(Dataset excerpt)
= = = = = = =

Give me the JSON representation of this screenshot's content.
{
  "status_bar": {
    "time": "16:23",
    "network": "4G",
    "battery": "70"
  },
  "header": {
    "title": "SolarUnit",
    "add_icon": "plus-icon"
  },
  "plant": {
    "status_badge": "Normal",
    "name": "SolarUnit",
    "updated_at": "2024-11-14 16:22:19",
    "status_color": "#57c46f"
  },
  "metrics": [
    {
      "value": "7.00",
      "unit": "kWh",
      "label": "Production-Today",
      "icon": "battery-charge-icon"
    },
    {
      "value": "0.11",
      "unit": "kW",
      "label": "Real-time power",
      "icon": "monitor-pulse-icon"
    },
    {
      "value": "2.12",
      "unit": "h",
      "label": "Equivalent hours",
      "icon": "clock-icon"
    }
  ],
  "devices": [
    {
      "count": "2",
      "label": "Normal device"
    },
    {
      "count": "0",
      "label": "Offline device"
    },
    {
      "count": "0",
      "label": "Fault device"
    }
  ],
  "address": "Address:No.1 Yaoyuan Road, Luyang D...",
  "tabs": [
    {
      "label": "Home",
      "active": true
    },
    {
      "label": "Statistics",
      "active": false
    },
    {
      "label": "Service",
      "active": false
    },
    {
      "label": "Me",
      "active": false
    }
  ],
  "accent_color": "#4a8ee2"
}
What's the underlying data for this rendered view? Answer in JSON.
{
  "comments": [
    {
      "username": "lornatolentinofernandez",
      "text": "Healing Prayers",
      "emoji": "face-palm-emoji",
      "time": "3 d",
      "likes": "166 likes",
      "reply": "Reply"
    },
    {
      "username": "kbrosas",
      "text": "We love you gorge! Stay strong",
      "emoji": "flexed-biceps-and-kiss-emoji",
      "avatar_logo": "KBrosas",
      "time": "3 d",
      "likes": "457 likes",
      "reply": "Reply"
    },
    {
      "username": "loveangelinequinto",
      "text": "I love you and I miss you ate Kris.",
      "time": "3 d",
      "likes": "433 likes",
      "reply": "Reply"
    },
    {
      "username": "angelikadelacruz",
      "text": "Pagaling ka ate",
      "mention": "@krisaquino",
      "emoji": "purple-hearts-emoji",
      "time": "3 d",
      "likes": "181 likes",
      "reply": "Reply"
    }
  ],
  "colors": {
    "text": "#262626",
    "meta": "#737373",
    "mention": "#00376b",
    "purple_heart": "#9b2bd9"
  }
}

= = = = = = =

[AIM]: Check each line of the data above for the word "this" and say how many lines contain it, giving nothing besides the number.

[FINAL RESULT]: 2